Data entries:
** START **

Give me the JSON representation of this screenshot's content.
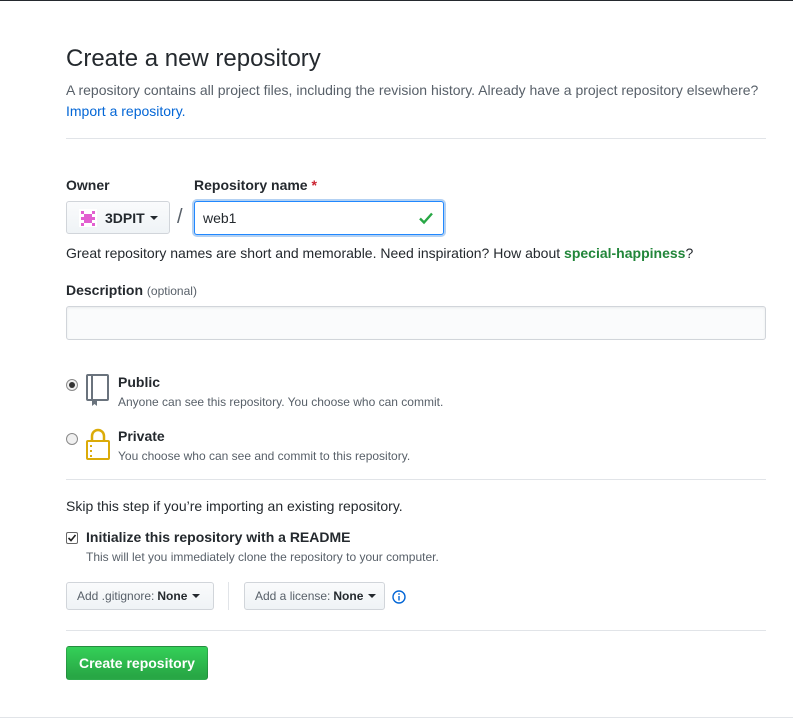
{
  "header": {
    "title": "Create a new repository",
    "subtitle": "A repository contains all project files, including the revision history. Already have a project repository elsewhere?",
    "import_link": "Import a repository."
  },
  "owner": {
    "label": "Owner",
    "value": "3DPIT"
  },
  "repo_name": {
    "label": "Repository name",
    "required_mark": "*",
    "value": "web1"
  },
  "hint": {
    "text": "Great repository names are short and memorable. Need inspiration? How about ",
    "suggestion": "special-happiness",
    "end": "?"
  },
  "description": {
    "label": "Description",
    "optional": "(optional)",
    "value": ""
  },
  "visibility": {
    "selected": "public",
    "public": {
      "title": "Public",
      "note": "Anyone can see this repository. You choose who can commit."
    },
    "private": {
      "title": "Private",
      "note": "You choose who can see and commit to this repository."
    }
  },
  "init": {
    "skip_text": "Skip this step if you’re importing an existing repository.",
    "readme_label": "Initialize this repository with a README",
    "readme_checked": true,
    "readme_note": "This will let you immediately clone the repository to your computer."
  },
  "gitignore": {
    "prefix": "Add .gitignore:",
    "value": "None"
  },
  "license": {
    "prefix": "Add a license:",
    "value": "None"
  },
  "submit": {
    "label": "Create repository"
  },
  "colors": {
    "accent_blue": "#0366d6",
    "success_green": "#28a745",
    "avatar_pink": "#e25fd0"
  }
}
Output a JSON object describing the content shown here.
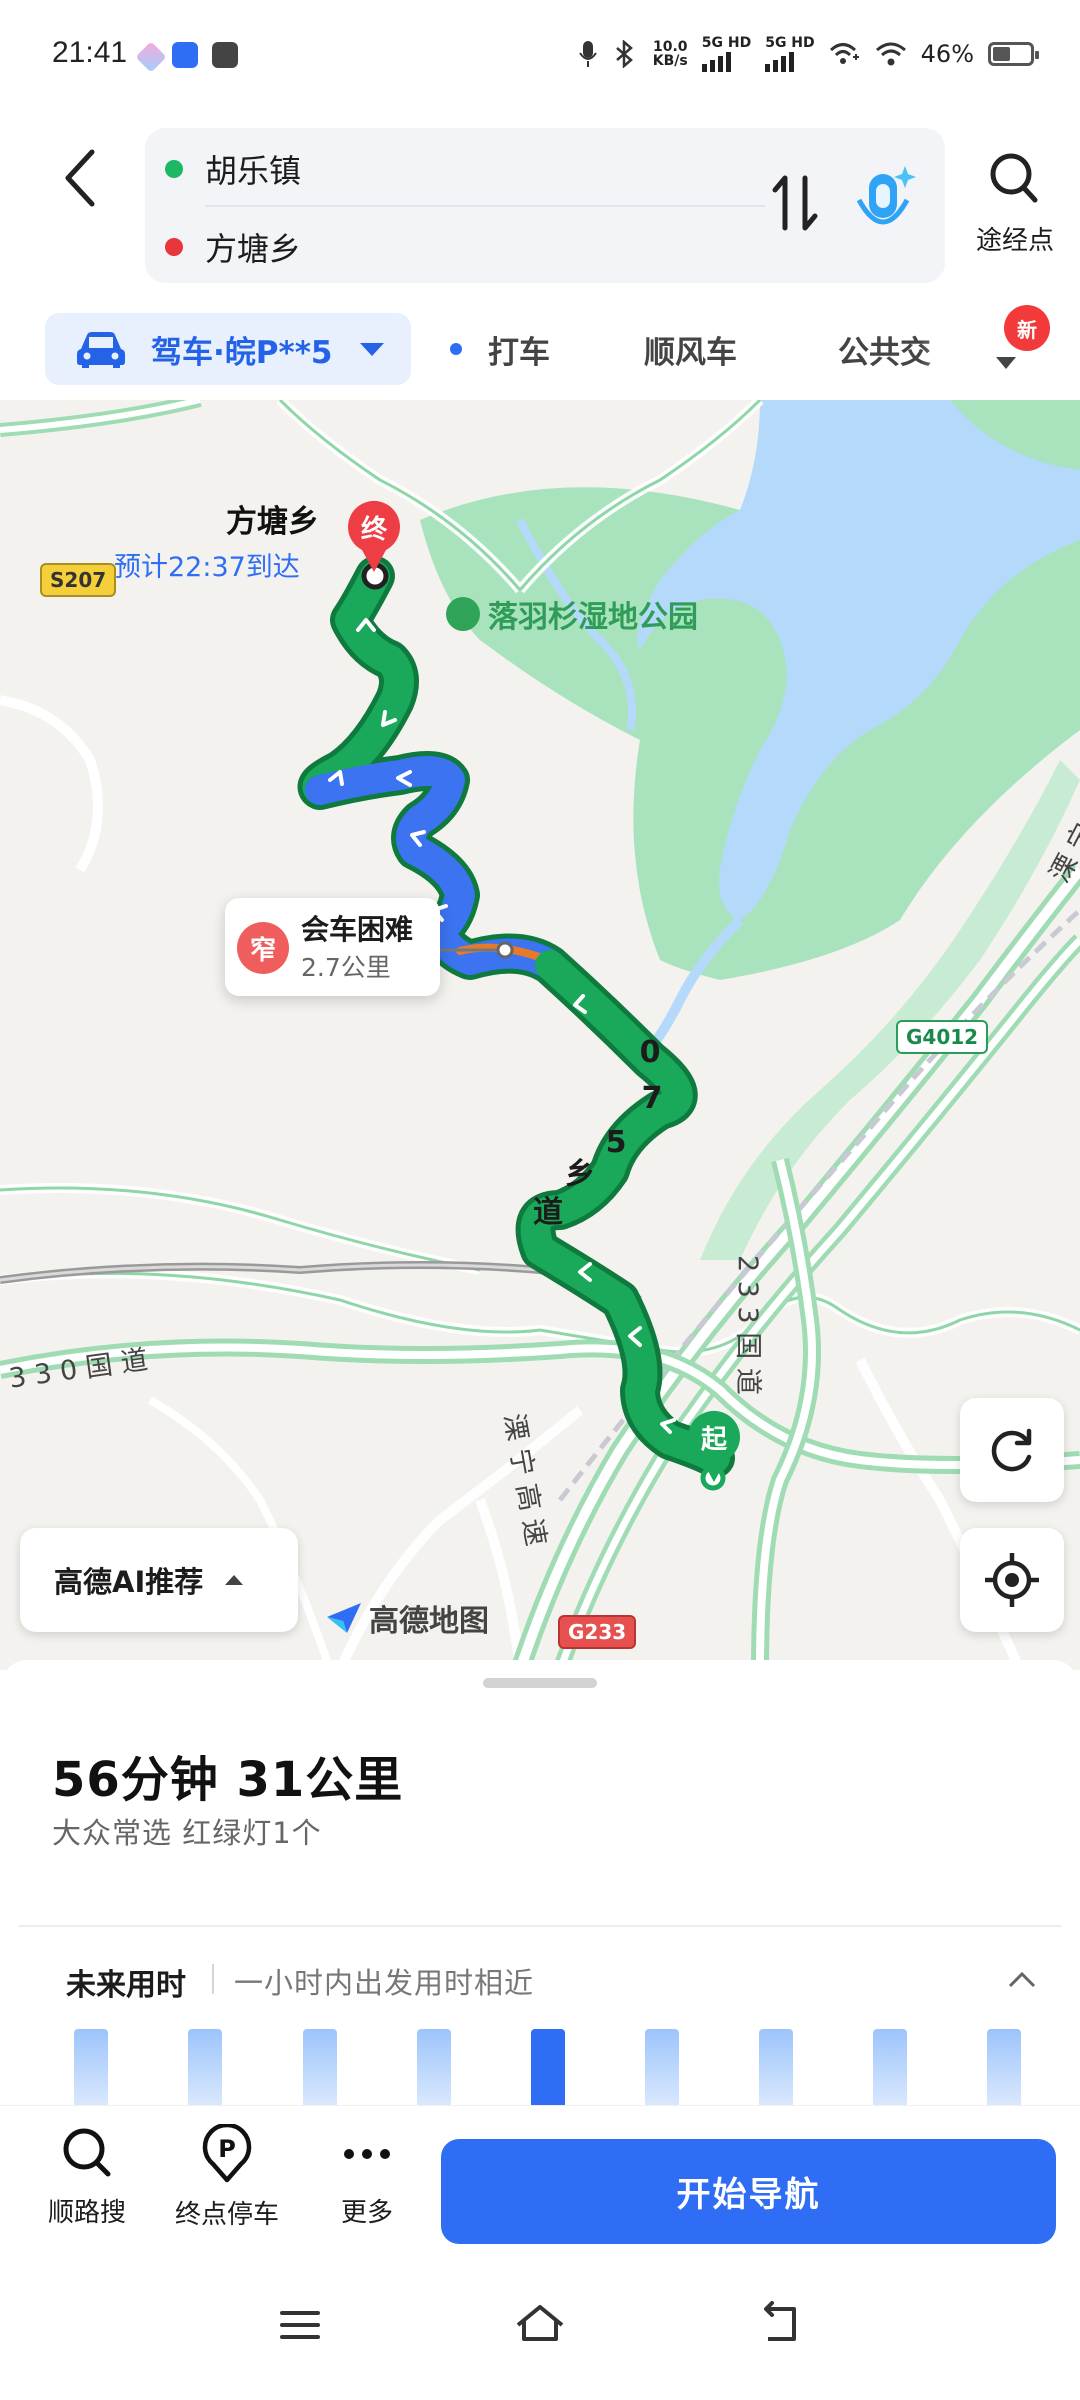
{
  "status_bar": {
    "time": "21:41",
    "net_speed_value": "10.0",
    "net_speed_unit": "KB/s",
    "sim1": "5G HD",
    "sim2": "5G HD",
    "battery": "46%"
  },
  "route": {
    "origin": "胡乐镇",
    "destination": "方塘乡",
    "origin_color": "#1db866",
    "destination_color": "#e8363a",
    "waypoint_label": "途经点"
  },
  "modes": {
    "active": "驾车·皖P**5",
    "items": [
      "打车",
      "顺风车",
      "公共交"
    ],
    "new_badge": "新"
  },
  "map": {
    "dest_name": "方塘乡",
    "eta": "预计22:37到达",
    "dest_marker": "终",
    "start_marker": "起",
    "poi": "落羽杉湿地公园",
    "shields": [
      "S207",
      "G4012",
      "G233"
    ],
    "road_labels": {
      "county_road": "0 7 5 乡 道",
      "national_330": "3 3 0 国 道",
      "national_233": "2 3 3 国 道",
      "expressway_left": "溧 宁 高 速",
      "expressway_right": "溧 宁"
    },
    "narrow_warning": {
      "icon": "窄",
      "title": "会车困难",
      "distance": "2.7公里"
    },
    "ai_recommend": "高德AI推荐",
    "logo": "高德地图",
    "route_color": "#1aa85a",
    "traffic_color": "#3b73f0"
  },
  "summary": {
    "duration_distance": "56分钟  31公里",
    "detail": "大众常选  红绿灯1个",
    "future_title": "未来用时",
    "future_note": "一小时内出发用时相近",
    "selected_bar": 4
  },
  "actions": {
    "search_along": "顺路搜",
    "dest_parking": "终点停车",
    "more": "更多",
    "start_nav": "开始导航"
  },
  "colors": {
    "accent": "#2f6ef4",
    "map_green": "#a9e3be",
    "map_water": "#b4d9fb"
  }
}
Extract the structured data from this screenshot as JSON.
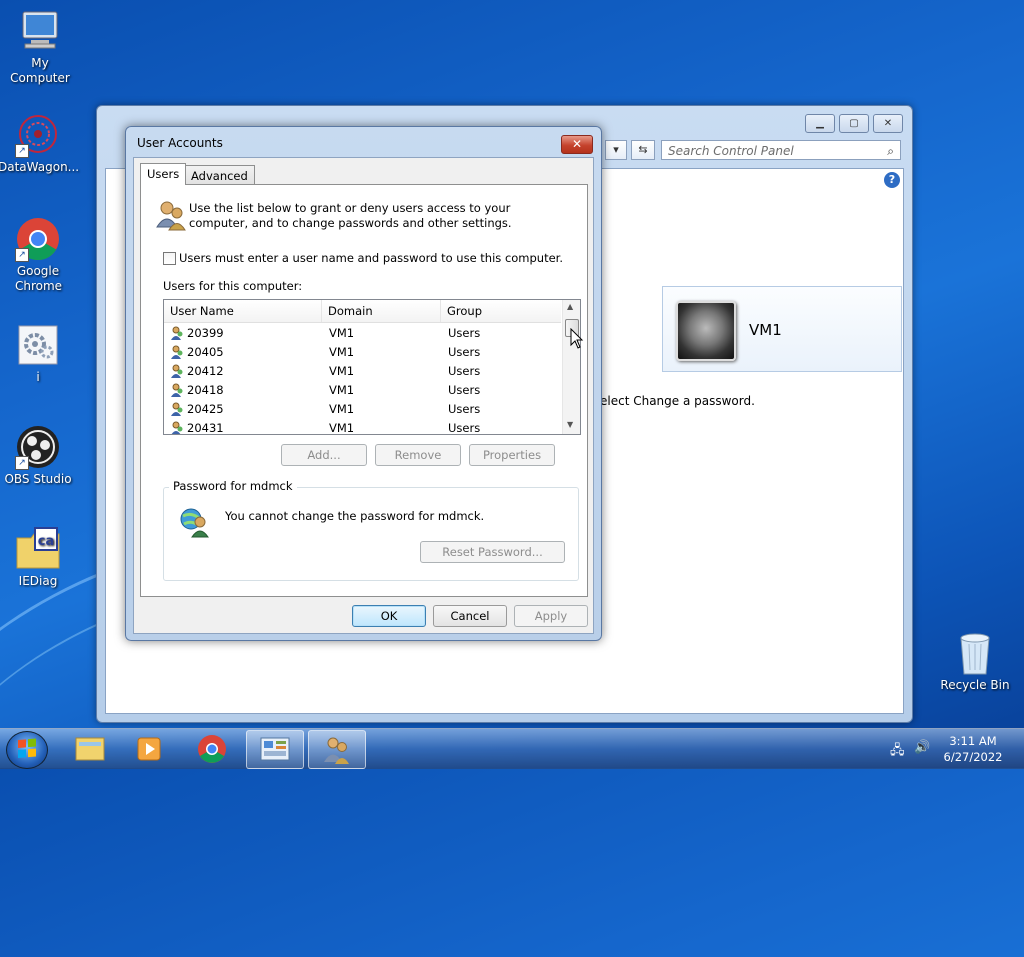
{
  "desktop": {
    "icons": [
      {
        "label": "My Computer"
      },
      {
        "label": "DataWagon..."
      },
      {
        "label": "Google Chrome"
      },
      {
        "label": "i"
      },
      {
        "label": "OBS Studio"
      },
      {
        "label": "IEDiag"
      },
      {
        "label": "Recycle Bin"
      }
    ]
  },
  "control_panel": {
    "search_placeholder": "Search Control Panel",
    "account_name": "VM1",
    "partial_text": "elect Change a password.",
    "help_glyph": "?"
  },
  "dialog": {
    "title": "User Accounts",
    "close_glyph": "✕",
    "tabs": [
      {
        "label": "Users"
      },
      {
        "label": "Advanced"
      }
    ],
    "intro": "Use the list below to grant or deny users access to your computer, and to change passwords and other settings.",
    "checkbox_label": "Users must enter a user name and password to use this computer.",
    "list_label": "Users for this computer:",
    "columns": [
      "User Name",
      "Domain",
      "Group"
    ],
    "rows": [
      {
        "name": "20399",
        "domain": "VM1",
        "group": "Users"
      },
      {
        "name": "20405",
        "domain": "VM1",
        "group": "Users"
      },
      {
        "name": "20412",
        "domain": "VM1",
        "group": "Users"
      },
      {
        "name": "20418",
        "domain": "VM1",
        "group": "Users"
      },
      {
        "name": "20425",
        "domain": "VM1",
        "group": "Users"
      },
      {
        "name": "20431",
        "domain": "VM1",
        "group": "Users"
      }
    ],
    "buttons": {
      "add": "Add...",
      "remove": "Remove",
      "properties": "Properties"
    },
    "password_group": {
      "title": "Password for mdmck",
      "message": "You cannot change the password for mdmck.",
      "reset": "Reset Password..."
    },
    "footer": {
      "ok": "OK",
      "cancel": "Cancel",
      "apply": "Apply"
    }
  },
  "taskbar": {
    "time": "3:11 AM",
    "date": "6/27/2022"
  }
}
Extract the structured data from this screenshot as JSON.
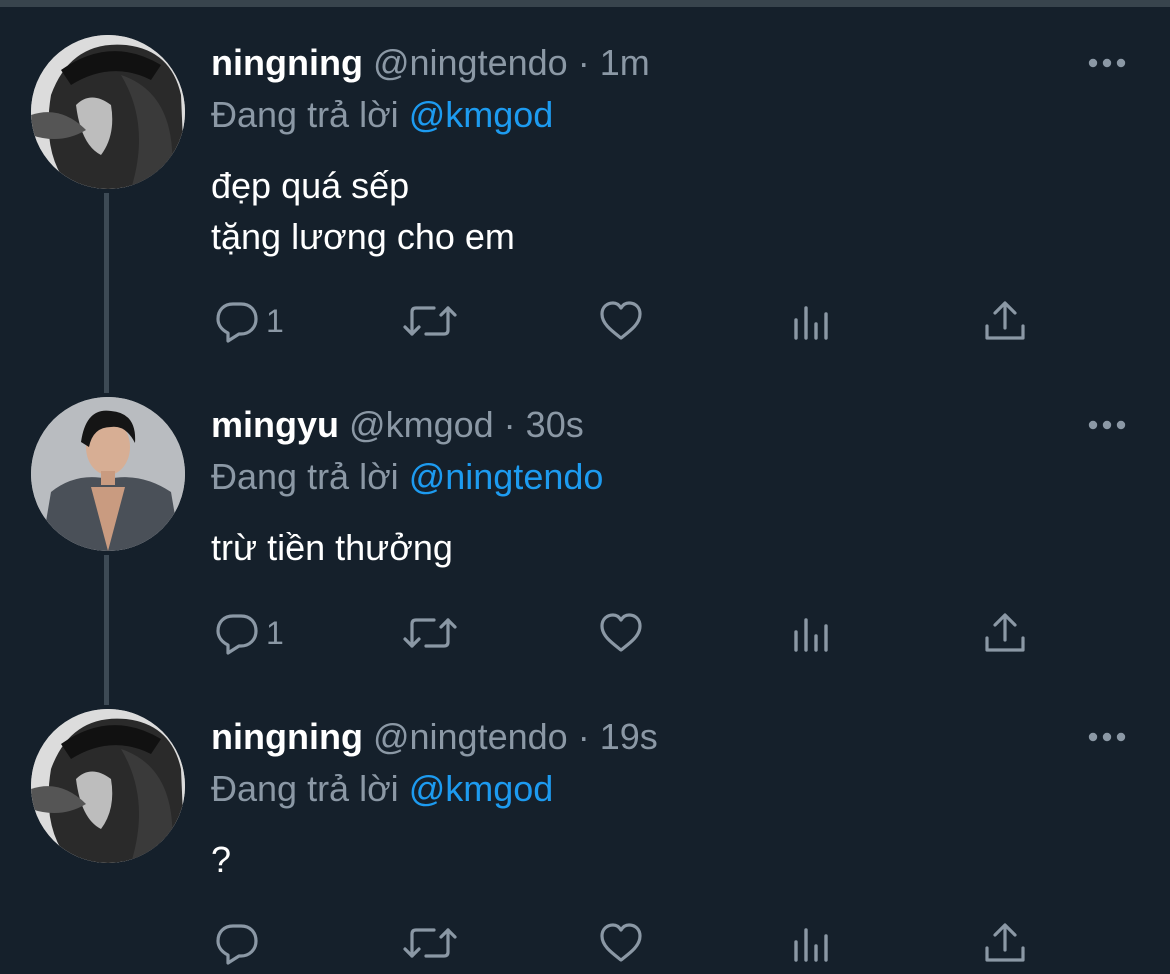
{
  "theme": {
    "background": "#15202b",
    "text": "#ffffff",
    "muted": "#8b98a5",
    "link": "#1d9bf0",
    "thread_line": "#3d4a55"
  },
  "tweets": [
    {
      "name": "ningning",
      "handle": "@ningtendo",
      "separator": "·",
      "time": "1m",
      "reply_prefix": "Đang trả lời",
      "reply_to": "@kmgod",
      "lines": [
        "đẹp quá sếp",
        "tặng lương cho em"
      ],
      "reply_count": "1",
      "avatar_icon": "user-avatar"
    },
    {
      "name": "mingyu",
      "handle": "@kmgod",
      "separator": "·",
      "time": "30s",
      "reply_prefix": "Đang trả lời",
      "reply_to": "@ningtendo",
      "lines": [
        "trừ tiền thưởng"
      ],
      "reply_count": "1",
      "avatar_icon": "user-avatar"
    },
    {
      "name": "ningning",
      "handle": "@ningtendo",
      "separator": "·",
      "time": "19s",
      "reply_prefix": "Đang trả lời",
      "reply_to": "@kmgod",
      "lines": [
        "?"
      ],
      "reply_count": "",
      "avatar_icon": "user-avatar"
    }
  ],
  "action_icons": [
    "reply-icon",
    "retweet-icon",
    "like-icon",
    "analytics-icon",
    "share-icon"
  ],
  "more_icon": "more-options-icon"
}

** END **

▶ Task objective
Go through the data above and transcribe it in full, omitting any image.

▶ Answer to this task
Give me the JSON representation of this screenshot's content.
{
  "header": {
    "title": "Create a new repository",
    "subtitle": "A repository contains all project files, including the revision history. Already have a project repository elsewhere?",
    "import_link": "Import a repository."
  },
  "owner": {
    "label": "Owner",
    "value": "3DPIT"
  },
  "repo_name": {
    "label": "Repository name",
    "required_mark": "*",
    "value": "web1"
  },
  "hint": {
    "text": "Great repository names are short and memorable. Need inspiration? How about ",
    "suggestion": "special-happiness",
    "end": "?"
  },
  "description": {
    "label": "Description",
    "optional": "(optional)",
    "value": ""
  },
  "visibility": {
    "selected": "public",
    "public": {
      "title": "Public",
      "note": "Anyone can see this repository. You choose who can commit."
    },
    "private": {
      "title": "Private",
      "note": "You choose who can see and commit to this repository."
    }
  },
  "init": {
    "skip_text": "Skip this step if you’re importing an existing repository.",
    "readme_label": "Initialize this repository with a README",
    "readme_checked": true,
    "readme_note": "This will let you immediately clone the repository to your computer."
  },
  "gitignore": {
    "prefix": "Add .gitignore:",
    "value": "None"
  },
  "license": {
    "prefix": "Add a license:",
    "value": "None"
  },
  "submit": {
    "label": "Create repository"
  },
  "colors": {
    "accent_blue": "#0366d6",
    "success_green": "#28a745",
    "avatar_pink": "#e25fd0"
  }
}
Output a JSON object describing the content shown here.
{
  "status_bar": {
    "time": "21:41",
    "net_speed_value": "10.0",
    "net_speed_unit": "KB/s",
    "sim1": "5G HD",
    "sim2": "5G HD",
    "battery": "46%"
  },
  "route": {
    "origin": "胡乐镇",
    "destination": "方塘乡",
    "origin_color": "#1db866",
    "destination_color": "#e8363a",
    "waypoint_label": "途经点"
  },
  "modes": {
    "active": "驾车·皖P**5",
    "items": [
      "打车",
      "顺风车",
      "公共交"
    ],
    "new_badge": "新"
  },
  "map": {
    "dest_name": "方塘乡",
    "eta": "预计22:37到达",
    "dest_marker": "终",
    "start_marker": "起",
    "poi": "落羽杉湿地公园",
    "shields": [
      "S207",
      "G4012",
      "G233"
    ],
    "road_labels": {
      "county_road": "0 7 5 乡 道",
      "national_330": "3 3 0 国 道",
      "national_233": "2 3 3 国 道",
      "expressway_left": "溧 宁 高 速",
      "expressway_right": "溧 宁"
    },
    "narrow_warning": {
      "icon": "窄",
      "title": "会车困难",
      "distance": "2.7公里"
    },
    "ai_recommend": "高德AI推荐",
    "logo": "高德地图",
    "route_color": "#1aa85a",
    "traffic_color": "#3b73f0"
  },
  "summary": {
    "duration_distance": "56分钟  31公里",
    "detail": "大众常选  红绿灯1个",
    "future_title": "未来用时",
    "future_note": "一小时内出发用时相近",
    "selected_bar": 4
  },
  "actions": {
    "search_along": "顺路搜",
    "dest_parking": "终点停车",
    "more": "更多",
    "start_nav": "开始导航"
  },
  "colors": {
    "accent": "#2f6ef4",
    "map_green": "#a9e3be",
    "map_water": "#b4d9fb"
  }
}
Extract the structured data from this screenshot as JSON.
{
  "desktop": {
    "icons": [
      {
        "label": "My Computer"
      },
      {
        "label": "DataWagon..."
      },
      {
        "label": "Google Chrome"
      },
      {
        "label": "i"
      },
      {
        "label": "OBS Studio"
      },
      {
        "label": "IEDiag"
      },
      {
        "label": "Recycle Bin"
      }
    ]
  },
  "control_panel": {
    "search_placeholder": "Search Control Panel",
    "account_name": "VM1",
    "partial_text": "elect Change a password.",
    "help_glyph": "?"
  },
  "dialog": {
    "title": "User Accounts",
    "close_glyph": "✕",
    "tabs": [
      {
        "label": "Users"
      },
      {
        "label": "Advanced"
      }
    ],
    "intro": "Use the list below to grant or deny users access to your computer, and to change passwords and other settings.",
    "checkbox_label": "Users must enter a user name and password to use this computer.",
    "list_label": "Users for this computer:",
    "columns": [
      "User Name",
      "Domain",
      "Group"
    ],
    "rows": [
      {
        "name": "20399",
        "domain": "VM1",
        "group": "Users"
      },
      {
        "name": "20405",
        "domain": "VM1",
        "group": "Users"
      },
      {
        "name": "20412",
        "domain": "VM1",
        "group": "Users"
      },
      {
        "name": "20418",
        "domain": "VM1",
        "group": "Users"
      },
      {
        "name": "20425",
        "domain": "VM1",
        "group": "Users"
      },
      {
        "name": "20431",
        "domain": "VM1",
        "group": "Users"
      }
    ],
    "buttons": {
      "add": "Add...",
      "remove": "Remove",
      "properties": "Properties"
    },
    "password_group": {
      "title": "Password for mdmck",
      "message": "You cannot change the password for mdmck.",
      "reset": "Reset Password..."
    },
    "footer": {
      "ok": "OK",
      "cancel": "Cancel",
      "apply": "Apply"
    }
  },
  "taskbar": {
    "time": "3:11 AM",
    "date": "6/27/2022"
  }
}
Extract the structured data from this screenshot as JSON.
{
  "theme": {
    "background": "#15202b",
    "text": "#ffffff",
    "muted": "#8b98a5",
    "link": "#1d9bf0",
    "thread_line": "#3d4a55"
  },
  "tweets": [
    {
      "name": "ningning",
      "handle": "@ningtendo",
      "separator": "·",
      "time": "1m",
      "reply_prefix": "Đang trả lời",
      "reply_to": "@kmgod",
      "lines": [
        "đẹp quá sếp",
        "tặng lương cho em"
      ],
      "reply_count": "1",
      "avatar_icon": "user-avatar"
    },
    {
      "name": "mingyu",
      "handle": "@kmgod",
      "separator": "·",
      "time": "30s",
      "reply_prefix": "Đang trả lời",
      "reply_to": "@ningtendo",
      "lines": [
        "trừ tiền thưởng"
      ],
      "reply_count": "1",
      "avatar_icon": "user-avatar"
    },
    {
      "name": "ningning",
      "handle": "@ningtendo",
      "separator": "·",
      "time": "19s",
      "reply_prefix": "Đang trả lời",
      "reply_to": "@kmgod",
      "lines": [
        "?"
      ],
      "reply_count": "",
      "avatar_icon": "user-avatar"
    }
  ],
  "action_icons": [
    "reply-icon",
    "retweet-icon",
    "like-icon",
    "analytics-icon",
    "share-icon"
  ],
  "more_icon": "more-options-icon"
}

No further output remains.